## THE TASK
Write the entries out again exactly as they stand, but without the pictures.

........

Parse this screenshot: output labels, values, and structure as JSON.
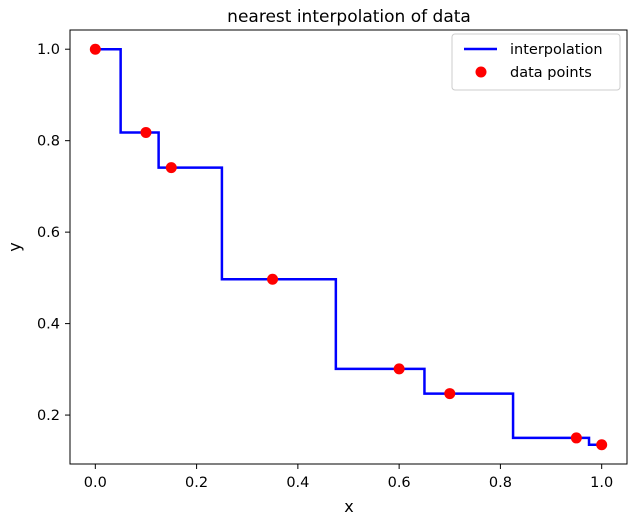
{
  "chart_data": {
    "type": "line",
    "title": "nearest interpolation of data",
    "xlabel": "x",
    "ylabel": "y",
    "xlim": [
      -0.05,
      1.05
    ],
    "ylim": [
      0.093,
      1.042
    ],
    "x_ticks": [
      0.0,
      0.2,
      0.4,
      0.6,
      0.8,
      1.0
    ],
    "y_ticks": [
      0.2,
      0.4,
      0.6,
      0.8,
      1.0
    ],
    "x_tick_labels": [
      "0.0",
      "0.2",
      "0.4",
      "0.6",
      "0.8",
      "1.0"
    ],
    "y_tick_labels": [
      "0.2",
      "0.4",
      "0.6",
      "0.8",
      "1.0"
    ],
    "grid": false,
    "legend_position": "top-right",
    "series": [
      {
        "name": "interpolation",
        "kind": "line",
        "color": "#0000ff",
        "interpolation": "nearest",
        "x": [
          0.0,
          0.1,
          0.15,
          0.35,
          0.6,
          0.7,
          0.95,
          1.0
        ],
        "y": [
          1.0,
          0.818,
          0.741,
          0.497,
          0.301,
          0.247,
          0.15,
          0.135
        ]
      },
      {
        "name": "data points",
        "kind": "scatter",
        "color": "#ff0000",
        "x": [
          0.0,
          0.1,
          0.15,
          0.35,
          0.6,
          0.7,
          0.95,
          1.0
        ],
        "y": [
          1.0,
          0.818,
          0.741,
          0.497,
          0.301,
          0.247,
          0.15,
          0.135
        ]
      }
    ]
  }
}
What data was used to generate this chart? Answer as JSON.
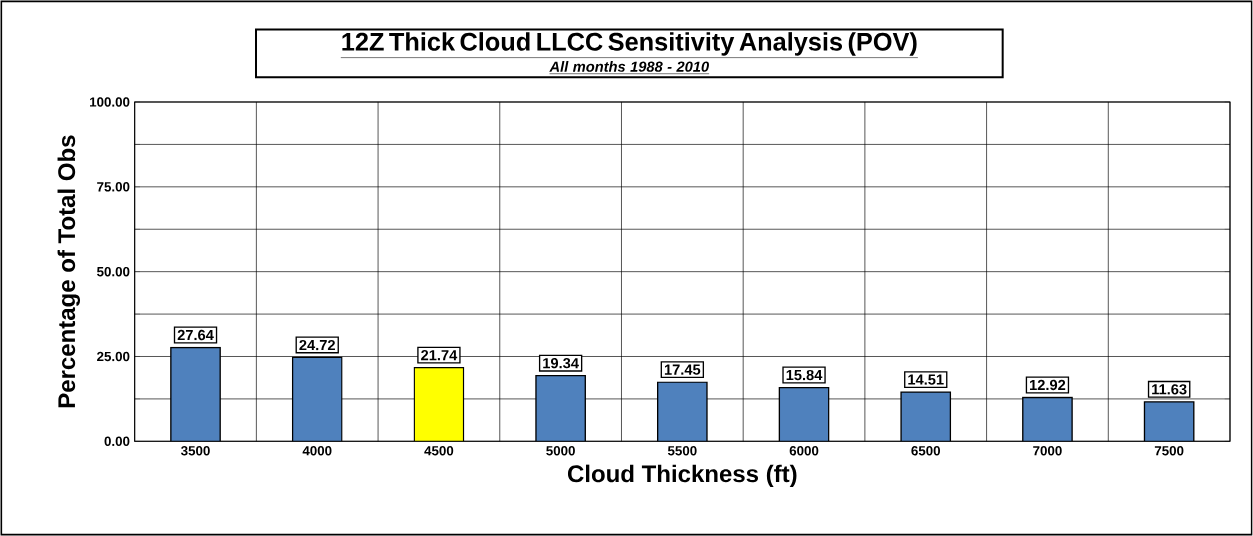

........

## RESPONSE TO THE TASK
Parse this screenshot: output labels, values, and structure as JSON.
{
  "chart_data": {
    "type": "line",
    "title": "nearest interpolation of data",
    "xlabel": "x",
    "ylabel": "y",
    "xlim": [
      -0.05,
      1.05
    ],
    "ylim": [
      0.093,
      1.042
    ],
    "x_ticks": [
      0.0,
      0.2,
      0.4,
      0.6,
      0.8,
      1.0
    ],
    "y_ticks": [
      0.2,
      0.4,
      0.6,
      0.8,
      1.0
    ],
    "x_tick_labels": [
      "0.0",
      "0.2",
      "0.4",
      "0.6",
      "0.8",
      "1.0"
    ],
    "y_tick_labels": [
      "0.2",
      "0.4",
      "0.6",
      "0.8",
      "1.0"
    ],
    "grid": false,
    "legend_position": "top-right",
    "series": [
      {
        "name": "interpolation",
        "kind": "line",
        "color": "#0000ff",
        "interpolation": "nearest",
        "x": [
          0.0,
          0.1,
          0.15,
          0.35,
          0.6,
          0.7,
          0.95,
          1.0
        ],
        "y": [
          1.0,
          0.818,
          0.741,
          0.497,
          0.301,
          0.247,
          0.15,
          0.135
        ]
      },
      {
        "name": "data points",
        "kind": "scatter",
        "color": "#ff0000",
        "x": [
          0.0,
          0.1,
          0.15,
          0.35,
          0.6,
          0.7,
          0.95,
          1.0
        ],
        "y": [
          1.0,
          0.818,
          0.741,
          0.497,
          0.301,
          0.247,
          0.15,
          0.135
        ]
      }
    ]
  }
}
What data was used to generate this chart? Answer as JSON.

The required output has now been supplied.